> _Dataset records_
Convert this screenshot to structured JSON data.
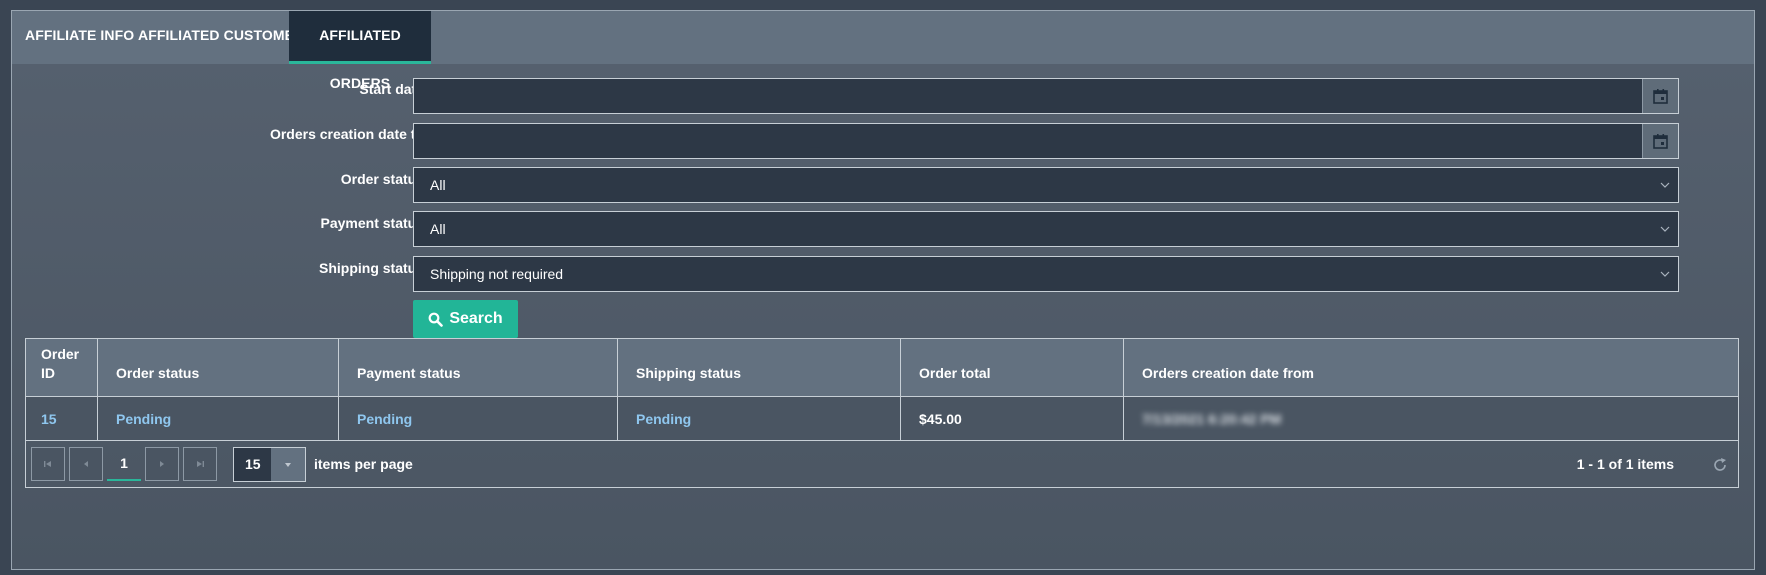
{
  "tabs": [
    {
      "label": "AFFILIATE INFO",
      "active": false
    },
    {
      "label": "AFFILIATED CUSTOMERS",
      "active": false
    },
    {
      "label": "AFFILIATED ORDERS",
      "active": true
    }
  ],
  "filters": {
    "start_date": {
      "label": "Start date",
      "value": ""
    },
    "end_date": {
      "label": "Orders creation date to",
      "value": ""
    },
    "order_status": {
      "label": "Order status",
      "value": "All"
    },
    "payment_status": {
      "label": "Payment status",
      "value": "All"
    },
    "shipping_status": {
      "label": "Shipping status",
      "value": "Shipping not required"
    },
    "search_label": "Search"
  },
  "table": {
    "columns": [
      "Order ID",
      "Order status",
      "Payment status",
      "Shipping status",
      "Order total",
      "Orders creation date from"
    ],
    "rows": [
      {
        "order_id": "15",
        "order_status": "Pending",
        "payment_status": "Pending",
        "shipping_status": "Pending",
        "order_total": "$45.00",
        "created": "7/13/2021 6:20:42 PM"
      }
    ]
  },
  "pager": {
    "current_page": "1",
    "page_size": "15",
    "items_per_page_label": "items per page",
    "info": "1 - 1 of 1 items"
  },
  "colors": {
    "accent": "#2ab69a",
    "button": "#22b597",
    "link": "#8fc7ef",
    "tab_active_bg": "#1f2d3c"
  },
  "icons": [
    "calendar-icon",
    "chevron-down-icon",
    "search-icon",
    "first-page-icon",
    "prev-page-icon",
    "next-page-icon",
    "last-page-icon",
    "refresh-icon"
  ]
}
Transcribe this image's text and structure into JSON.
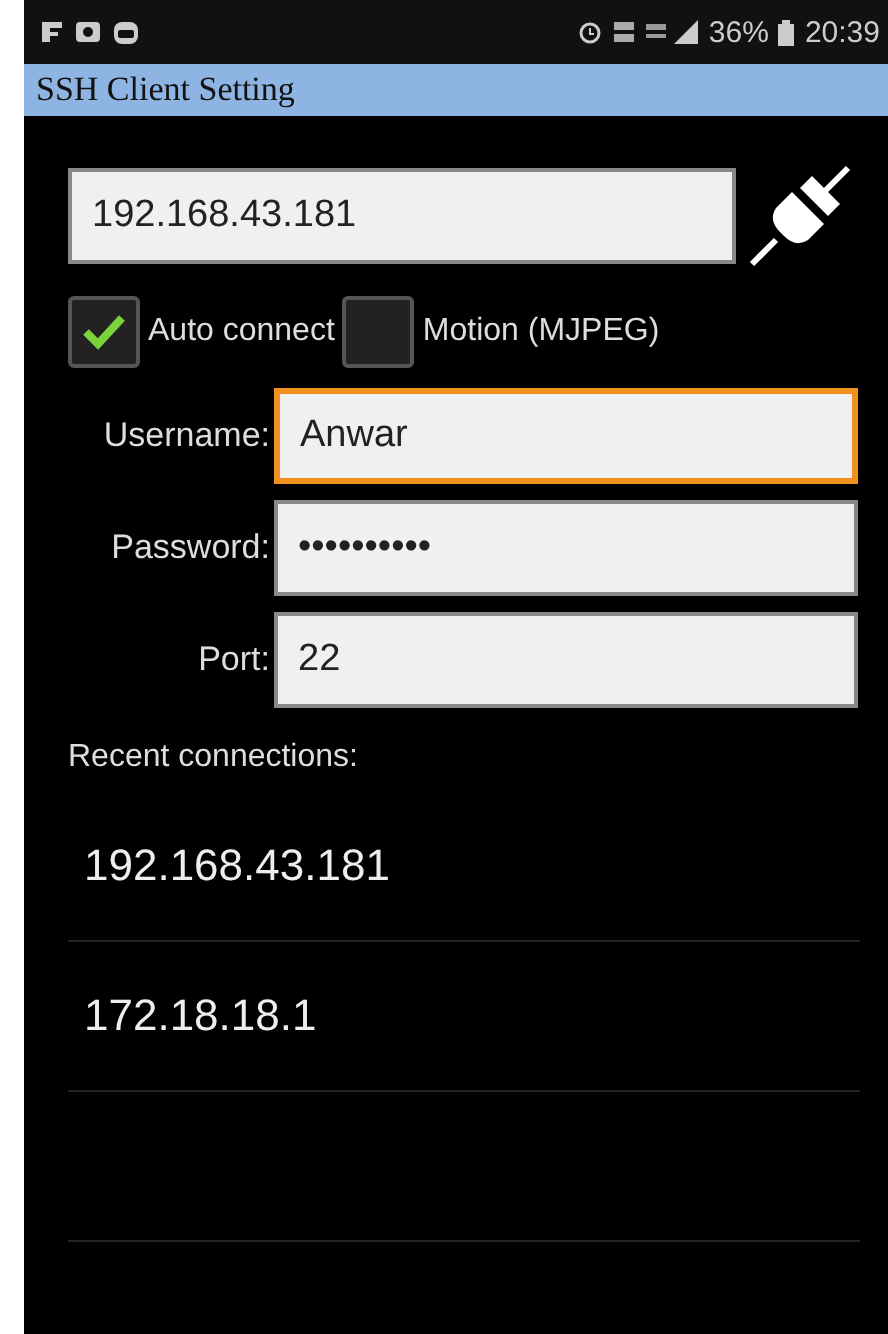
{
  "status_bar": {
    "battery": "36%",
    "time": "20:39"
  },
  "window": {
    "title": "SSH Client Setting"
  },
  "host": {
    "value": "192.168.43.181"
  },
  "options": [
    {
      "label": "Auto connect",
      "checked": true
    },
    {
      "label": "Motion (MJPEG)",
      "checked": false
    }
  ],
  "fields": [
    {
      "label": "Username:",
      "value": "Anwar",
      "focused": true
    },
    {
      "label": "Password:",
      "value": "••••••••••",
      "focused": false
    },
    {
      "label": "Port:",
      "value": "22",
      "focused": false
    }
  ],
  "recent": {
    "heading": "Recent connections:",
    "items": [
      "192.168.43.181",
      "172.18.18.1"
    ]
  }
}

> _Stated exercise_
Lines that hold the word "Pending" are the ones to return, every one of them.

> _Exercise solution_
        "order_status": "Pending",
        "payment_status": "Pending",
        "shipping_status": "Pending",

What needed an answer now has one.